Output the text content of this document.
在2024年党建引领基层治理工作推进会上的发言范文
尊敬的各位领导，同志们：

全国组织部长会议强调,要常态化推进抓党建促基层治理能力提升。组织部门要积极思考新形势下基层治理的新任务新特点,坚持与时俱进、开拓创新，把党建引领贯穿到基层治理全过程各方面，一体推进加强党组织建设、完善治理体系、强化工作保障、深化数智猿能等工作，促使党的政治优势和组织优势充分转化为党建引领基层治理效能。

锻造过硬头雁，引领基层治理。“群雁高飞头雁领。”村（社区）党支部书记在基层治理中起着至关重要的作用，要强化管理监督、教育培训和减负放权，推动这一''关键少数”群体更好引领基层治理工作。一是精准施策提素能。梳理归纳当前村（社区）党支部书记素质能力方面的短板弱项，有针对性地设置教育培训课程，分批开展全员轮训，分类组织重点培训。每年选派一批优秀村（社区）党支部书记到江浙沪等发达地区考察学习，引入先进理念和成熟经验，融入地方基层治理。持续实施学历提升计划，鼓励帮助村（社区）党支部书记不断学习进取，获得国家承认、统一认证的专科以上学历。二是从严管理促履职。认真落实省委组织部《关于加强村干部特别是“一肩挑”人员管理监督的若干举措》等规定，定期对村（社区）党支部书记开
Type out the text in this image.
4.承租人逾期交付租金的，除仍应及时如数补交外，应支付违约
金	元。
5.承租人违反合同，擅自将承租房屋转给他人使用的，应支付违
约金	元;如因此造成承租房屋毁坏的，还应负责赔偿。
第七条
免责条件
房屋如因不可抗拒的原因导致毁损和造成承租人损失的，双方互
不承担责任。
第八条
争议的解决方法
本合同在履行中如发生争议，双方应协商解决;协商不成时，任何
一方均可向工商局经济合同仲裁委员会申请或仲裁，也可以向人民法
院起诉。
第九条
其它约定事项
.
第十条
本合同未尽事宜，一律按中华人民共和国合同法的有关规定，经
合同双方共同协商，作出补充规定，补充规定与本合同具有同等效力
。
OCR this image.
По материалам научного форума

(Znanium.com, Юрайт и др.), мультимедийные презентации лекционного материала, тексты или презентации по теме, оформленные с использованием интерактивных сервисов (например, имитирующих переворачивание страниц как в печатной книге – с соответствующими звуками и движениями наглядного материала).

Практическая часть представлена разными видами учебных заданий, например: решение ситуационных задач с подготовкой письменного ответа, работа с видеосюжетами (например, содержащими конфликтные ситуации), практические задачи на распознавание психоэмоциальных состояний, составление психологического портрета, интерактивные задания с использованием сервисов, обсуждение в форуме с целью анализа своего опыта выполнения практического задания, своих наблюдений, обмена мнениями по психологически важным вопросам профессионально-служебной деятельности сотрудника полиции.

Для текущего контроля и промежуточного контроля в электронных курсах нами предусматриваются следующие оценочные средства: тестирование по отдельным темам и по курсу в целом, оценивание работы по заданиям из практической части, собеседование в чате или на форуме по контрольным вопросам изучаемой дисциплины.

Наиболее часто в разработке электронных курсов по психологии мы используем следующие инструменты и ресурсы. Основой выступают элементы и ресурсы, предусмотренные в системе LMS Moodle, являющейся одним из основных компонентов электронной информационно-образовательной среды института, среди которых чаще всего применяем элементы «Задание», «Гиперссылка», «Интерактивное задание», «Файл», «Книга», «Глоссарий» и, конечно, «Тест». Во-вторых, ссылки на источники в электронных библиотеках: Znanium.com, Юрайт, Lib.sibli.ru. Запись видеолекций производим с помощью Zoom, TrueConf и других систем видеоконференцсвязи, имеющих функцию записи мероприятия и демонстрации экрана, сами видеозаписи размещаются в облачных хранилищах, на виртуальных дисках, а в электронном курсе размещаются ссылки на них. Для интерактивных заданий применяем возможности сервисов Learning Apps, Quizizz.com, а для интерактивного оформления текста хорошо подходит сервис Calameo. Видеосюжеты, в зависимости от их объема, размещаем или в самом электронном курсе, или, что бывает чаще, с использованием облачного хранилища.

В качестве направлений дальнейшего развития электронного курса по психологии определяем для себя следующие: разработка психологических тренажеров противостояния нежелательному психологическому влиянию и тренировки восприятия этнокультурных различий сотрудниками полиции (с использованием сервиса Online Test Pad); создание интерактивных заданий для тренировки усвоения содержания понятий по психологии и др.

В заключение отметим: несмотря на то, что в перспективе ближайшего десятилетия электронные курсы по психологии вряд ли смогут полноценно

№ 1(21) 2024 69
*-*-*
• _REQUEST_
Each line containing "image" counts once; state the total number of such lines and nothing else.

• _EXPECTED OUTPUT_
2